WORK INSTRUCTIONS
Pick out all lines with the word "name" from the records that follow.

Excerpts from a figure dataset

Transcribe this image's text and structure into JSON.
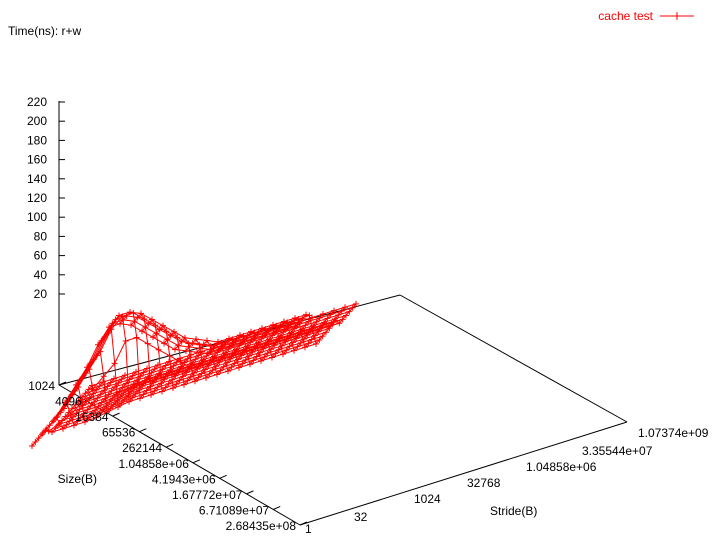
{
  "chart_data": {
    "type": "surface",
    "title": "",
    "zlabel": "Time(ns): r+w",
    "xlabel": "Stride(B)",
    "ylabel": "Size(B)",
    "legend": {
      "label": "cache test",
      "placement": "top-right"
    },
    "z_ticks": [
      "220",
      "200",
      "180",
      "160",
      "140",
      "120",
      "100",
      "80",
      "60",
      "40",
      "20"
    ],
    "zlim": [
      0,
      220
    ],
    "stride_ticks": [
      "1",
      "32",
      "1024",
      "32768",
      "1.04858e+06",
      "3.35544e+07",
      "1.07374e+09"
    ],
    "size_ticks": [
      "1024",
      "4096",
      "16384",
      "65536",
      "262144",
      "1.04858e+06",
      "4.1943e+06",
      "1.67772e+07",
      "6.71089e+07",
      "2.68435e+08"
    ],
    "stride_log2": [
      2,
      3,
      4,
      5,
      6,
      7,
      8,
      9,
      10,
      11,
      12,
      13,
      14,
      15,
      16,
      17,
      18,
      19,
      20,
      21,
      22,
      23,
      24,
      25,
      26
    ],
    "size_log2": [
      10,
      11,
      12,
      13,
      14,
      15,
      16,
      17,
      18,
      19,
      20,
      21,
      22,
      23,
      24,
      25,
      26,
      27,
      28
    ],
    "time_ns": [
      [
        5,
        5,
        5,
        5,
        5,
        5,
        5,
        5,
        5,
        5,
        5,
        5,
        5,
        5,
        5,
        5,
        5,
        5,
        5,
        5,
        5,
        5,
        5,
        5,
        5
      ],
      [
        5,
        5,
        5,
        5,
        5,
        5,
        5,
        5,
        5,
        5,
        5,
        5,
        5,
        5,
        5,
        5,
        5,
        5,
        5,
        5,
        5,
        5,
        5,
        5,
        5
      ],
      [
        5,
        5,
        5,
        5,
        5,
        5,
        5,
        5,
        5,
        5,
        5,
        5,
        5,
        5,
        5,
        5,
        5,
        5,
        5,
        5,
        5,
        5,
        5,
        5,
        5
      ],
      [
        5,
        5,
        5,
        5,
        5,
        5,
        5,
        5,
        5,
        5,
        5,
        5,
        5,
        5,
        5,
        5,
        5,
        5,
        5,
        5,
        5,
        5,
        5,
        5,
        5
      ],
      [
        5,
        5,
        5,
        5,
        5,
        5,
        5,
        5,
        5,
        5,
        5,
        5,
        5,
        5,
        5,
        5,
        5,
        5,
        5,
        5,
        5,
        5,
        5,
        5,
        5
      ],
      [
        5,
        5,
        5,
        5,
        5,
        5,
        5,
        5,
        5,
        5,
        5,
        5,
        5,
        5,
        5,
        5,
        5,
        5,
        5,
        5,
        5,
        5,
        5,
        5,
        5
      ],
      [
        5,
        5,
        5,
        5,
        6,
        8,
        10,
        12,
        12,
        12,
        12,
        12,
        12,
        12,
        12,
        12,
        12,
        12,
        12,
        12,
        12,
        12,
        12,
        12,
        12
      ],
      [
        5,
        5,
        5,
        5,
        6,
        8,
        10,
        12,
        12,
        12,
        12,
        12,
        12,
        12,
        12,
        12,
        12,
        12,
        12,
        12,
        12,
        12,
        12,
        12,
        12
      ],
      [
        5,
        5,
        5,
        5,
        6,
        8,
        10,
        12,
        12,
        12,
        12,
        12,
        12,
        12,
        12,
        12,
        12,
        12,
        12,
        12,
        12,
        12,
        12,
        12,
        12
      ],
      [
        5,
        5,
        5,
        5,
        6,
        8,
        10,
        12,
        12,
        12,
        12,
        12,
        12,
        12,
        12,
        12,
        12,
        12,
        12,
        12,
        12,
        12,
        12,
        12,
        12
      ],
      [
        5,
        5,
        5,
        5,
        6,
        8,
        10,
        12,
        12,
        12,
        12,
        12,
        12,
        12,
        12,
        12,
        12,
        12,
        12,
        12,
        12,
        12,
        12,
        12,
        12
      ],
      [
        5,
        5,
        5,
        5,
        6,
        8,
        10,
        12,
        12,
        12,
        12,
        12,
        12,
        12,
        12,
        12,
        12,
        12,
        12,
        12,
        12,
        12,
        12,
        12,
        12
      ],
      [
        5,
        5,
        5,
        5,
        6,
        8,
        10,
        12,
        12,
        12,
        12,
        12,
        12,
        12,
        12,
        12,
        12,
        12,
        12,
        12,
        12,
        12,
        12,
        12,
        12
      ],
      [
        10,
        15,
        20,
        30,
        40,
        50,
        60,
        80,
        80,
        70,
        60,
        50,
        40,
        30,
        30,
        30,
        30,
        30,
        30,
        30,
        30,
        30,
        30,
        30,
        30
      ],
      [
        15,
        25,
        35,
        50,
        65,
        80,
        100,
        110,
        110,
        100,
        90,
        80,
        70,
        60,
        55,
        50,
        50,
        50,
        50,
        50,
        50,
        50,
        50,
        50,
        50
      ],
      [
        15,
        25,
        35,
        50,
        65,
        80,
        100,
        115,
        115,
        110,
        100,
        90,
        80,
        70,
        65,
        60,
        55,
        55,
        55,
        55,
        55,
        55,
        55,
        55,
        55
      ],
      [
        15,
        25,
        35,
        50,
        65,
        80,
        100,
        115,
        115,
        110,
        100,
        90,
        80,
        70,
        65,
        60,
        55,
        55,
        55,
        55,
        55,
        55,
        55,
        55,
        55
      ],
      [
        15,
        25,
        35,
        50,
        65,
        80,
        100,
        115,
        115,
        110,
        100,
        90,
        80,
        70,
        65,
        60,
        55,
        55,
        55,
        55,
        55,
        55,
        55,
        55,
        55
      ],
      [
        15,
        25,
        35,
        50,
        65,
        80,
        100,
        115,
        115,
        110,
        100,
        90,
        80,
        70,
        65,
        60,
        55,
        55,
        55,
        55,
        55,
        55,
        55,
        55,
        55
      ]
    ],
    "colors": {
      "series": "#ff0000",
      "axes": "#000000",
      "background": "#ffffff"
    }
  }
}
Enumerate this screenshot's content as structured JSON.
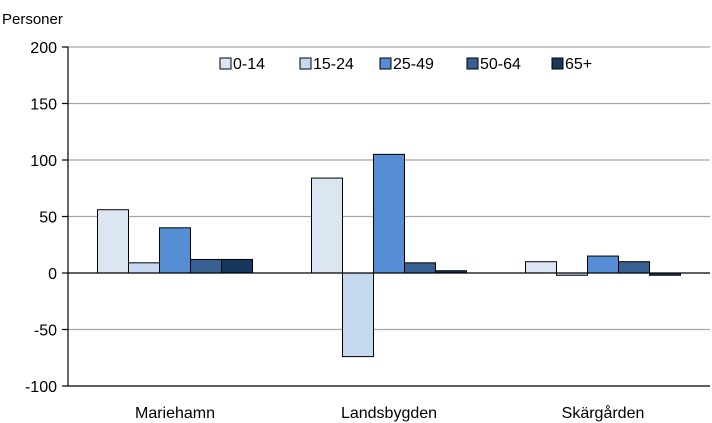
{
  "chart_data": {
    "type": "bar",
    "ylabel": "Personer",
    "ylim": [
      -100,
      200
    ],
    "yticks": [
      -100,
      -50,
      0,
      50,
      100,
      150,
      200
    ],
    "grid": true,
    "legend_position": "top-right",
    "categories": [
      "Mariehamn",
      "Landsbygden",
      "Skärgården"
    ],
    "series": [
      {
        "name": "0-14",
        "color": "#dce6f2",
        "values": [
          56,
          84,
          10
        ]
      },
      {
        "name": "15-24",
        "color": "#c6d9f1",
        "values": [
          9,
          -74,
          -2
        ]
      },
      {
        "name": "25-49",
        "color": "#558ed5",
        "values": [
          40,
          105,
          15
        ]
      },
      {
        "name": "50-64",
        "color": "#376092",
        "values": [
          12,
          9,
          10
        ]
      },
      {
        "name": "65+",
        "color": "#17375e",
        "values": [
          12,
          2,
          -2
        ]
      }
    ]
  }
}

==

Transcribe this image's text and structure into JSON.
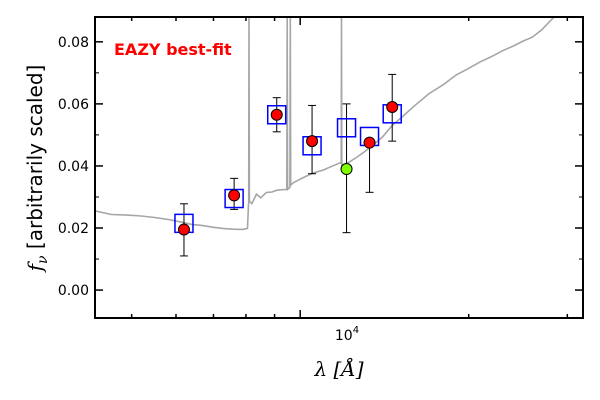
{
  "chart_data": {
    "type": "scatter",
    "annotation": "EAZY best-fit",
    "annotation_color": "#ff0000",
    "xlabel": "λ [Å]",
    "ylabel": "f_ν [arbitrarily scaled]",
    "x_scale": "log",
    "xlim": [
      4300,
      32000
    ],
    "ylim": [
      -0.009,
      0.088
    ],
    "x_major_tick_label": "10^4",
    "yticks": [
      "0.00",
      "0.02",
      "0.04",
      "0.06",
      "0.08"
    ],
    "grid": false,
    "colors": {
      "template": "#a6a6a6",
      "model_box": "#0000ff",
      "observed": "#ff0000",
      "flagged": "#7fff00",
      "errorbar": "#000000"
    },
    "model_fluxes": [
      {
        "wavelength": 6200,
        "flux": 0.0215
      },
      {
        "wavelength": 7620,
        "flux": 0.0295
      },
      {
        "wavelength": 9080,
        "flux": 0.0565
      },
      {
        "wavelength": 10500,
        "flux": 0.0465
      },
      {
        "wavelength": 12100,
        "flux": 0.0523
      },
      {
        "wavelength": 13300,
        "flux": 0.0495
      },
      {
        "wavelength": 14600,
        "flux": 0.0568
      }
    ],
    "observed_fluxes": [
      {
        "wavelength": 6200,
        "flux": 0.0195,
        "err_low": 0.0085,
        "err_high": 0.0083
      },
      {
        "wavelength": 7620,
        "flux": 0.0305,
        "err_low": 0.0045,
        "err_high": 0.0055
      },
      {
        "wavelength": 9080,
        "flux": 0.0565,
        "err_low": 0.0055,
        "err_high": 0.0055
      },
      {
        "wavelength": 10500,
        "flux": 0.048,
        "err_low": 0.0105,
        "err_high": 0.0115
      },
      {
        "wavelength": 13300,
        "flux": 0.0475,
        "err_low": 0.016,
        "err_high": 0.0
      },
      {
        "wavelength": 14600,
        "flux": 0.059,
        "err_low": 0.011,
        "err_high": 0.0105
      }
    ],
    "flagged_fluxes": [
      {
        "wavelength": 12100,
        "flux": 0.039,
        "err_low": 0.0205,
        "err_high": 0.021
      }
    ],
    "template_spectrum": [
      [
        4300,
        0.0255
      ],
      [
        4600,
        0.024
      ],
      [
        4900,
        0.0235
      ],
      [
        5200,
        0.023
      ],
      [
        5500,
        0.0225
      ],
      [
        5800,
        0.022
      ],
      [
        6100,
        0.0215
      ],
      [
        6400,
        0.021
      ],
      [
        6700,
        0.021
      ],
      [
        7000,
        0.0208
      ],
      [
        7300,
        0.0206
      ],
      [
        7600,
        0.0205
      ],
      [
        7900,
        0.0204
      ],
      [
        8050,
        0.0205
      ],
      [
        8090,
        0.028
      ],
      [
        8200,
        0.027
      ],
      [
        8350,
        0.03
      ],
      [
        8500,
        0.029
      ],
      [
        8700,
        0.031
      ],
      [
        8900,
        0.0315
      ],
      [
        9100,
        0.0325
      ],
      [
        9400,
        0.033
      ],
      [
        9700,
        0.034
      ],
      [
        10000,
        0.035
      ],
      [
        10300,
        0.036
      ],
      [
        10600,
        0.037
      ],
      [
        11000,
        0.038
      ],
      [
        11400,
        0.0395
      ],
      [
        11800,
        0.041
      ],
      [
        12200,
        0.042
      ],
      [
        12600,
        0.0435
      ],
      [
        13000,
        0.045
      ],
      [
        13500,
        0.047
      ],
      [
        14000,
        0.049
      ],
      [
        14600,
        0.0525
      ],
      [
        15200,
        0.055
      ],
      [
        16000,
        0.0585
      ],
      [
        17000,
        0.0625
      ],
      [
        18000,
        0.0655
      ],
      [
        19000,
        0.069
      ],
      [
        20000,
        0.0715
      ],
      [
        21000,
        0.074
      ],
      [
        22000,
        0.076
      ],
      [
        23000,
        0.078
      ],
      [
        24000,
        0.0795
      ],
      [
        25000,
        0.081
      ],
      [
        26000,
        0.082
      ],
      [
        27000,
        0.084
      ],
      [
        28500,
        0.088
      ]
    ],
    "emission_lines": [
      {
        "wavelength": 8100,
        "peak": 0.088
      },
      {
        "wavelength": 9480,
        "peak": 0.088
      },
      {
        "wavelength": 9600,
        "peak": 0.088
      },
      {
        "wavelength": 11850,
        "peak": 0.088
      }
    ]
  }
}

--

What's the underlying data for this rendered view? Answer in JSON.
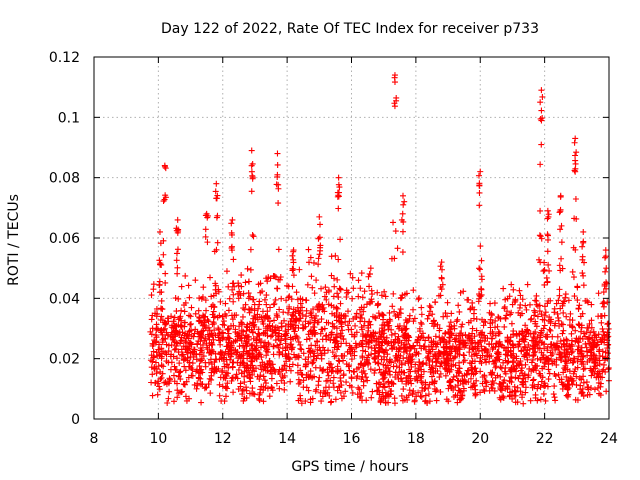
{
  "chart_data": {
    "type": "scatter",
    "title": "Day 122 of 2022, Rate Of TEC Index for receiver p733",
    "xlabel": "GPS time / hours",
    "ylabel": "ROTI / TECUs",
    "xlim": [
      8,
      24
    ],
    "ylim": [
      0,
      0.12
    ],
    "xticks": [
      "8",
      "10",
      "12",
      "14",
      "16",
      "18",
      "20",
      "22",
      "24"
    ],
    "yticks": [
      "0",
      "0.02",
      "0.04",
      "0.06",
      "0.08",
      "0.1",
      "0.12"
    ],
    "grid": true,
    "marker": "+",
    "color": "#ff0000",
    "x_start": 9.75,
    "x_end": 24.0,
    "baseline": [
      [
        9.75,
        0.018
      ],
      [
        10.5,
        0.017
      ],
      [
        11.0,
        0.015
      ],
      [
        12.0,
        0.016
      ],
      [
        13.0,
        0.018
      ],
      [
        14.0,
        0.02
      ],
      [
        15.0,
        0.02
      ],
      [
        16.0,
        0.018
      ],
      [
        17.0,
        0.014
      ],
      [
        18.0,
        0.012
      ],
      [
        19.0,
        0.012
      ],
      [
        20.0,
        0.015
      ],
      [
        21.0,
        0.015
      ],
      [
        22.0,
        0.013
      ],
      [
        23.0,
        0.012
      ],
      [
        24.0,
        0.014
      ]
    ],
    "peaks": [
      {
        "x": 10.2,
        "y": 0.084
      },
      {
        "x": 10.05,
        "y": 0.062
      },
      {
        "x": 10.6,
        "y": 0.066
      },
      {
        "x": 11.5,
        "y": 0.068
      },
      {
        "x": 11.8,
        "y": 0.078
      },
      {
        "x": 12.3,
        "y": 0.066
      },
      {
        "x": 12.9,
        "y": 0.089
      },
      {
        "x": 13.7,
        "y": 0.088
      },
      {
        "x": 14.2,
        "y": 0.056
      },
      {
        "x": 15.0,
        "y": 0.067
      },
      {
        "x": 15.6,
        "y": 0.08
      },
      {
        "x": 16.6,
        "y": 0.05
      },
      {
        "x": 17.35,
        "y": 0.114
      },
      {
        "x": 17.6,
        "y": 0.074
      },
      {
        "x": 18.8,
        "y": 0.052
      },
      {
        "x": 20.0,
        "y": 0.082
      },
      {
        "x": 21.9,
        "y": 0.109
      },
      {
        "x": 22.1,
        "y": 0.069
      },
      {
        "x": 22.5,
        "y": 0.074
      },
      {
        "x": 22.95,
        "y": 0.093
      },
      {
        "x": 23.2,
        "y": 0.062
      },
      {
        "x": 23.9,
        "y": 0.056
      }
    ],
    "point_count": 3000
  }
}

WRITTEN RESPONSE
        "name": "0-14",
        "name": "15-24",
        "name": "25-49",
        "name": "50-64",
        "name": "65+",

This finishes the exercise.